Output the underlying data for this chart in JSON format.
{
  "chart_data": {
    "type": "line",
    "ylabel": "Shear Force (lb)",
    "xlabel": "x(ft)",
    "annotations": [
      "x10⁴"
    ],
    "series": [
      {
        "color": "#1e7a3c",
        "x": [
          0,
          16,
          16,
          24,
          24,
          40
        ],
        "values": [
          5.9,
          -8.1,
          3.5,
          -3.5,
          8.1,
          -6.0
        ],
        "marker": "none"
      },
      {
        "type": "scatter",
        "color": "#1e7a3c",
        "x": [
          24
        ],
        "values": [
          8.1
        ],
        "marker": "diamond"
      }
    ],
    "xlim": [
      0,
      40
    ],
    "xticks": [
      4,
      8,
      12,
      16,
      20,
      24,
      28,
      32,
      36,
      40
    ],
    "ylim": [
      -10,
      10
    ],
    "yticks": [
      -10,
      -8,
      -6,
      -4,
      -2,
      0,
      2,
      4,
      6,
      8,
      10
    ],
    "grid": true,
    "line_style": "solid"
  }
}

###

Extract every entry in the listing word for word.

Output the underlying data for this chart in JSON format.
{
  "chart_data": {
    "type": "line",
    "ylabel": "Shear Force (lb)",
    "xlabel": "x(ft)",
    "annotations": [
      "x10⁴"
    ],
    "series": [
      {
        "color": "#1e7a3c",
        "x": [
          0,
          16,
          16,
          24,
          24,
          40
        ],
        "values": [
          5.9,
          -8.1,
          3.5,
          -3.5,
          8.1,
          -6.0
        ],
        "marker": "none"
      },
      {
        "type": "scatter",
        "color": "#1e7a3c",
        "x": [
          24
        ],
        "values": [
          8.1
        ],
        "marker": "diamond"
      }
    ],
    "xlim": [
      0,
      40
    ],
    "xticks": [
      4,
      8,
      12,
      16,
      20,
      24,
      28,
      32,
      36,
      40
    ],
    "ylim": [
      -10,
      10
    ],
    "yticks": [
      -10,
      -8,
      -6,
      -4,
      -2,
      0,
      2,
      4,
      6,
      8,
      10
    ],
    "grid": true,
    "line_style": "solid"
  }
}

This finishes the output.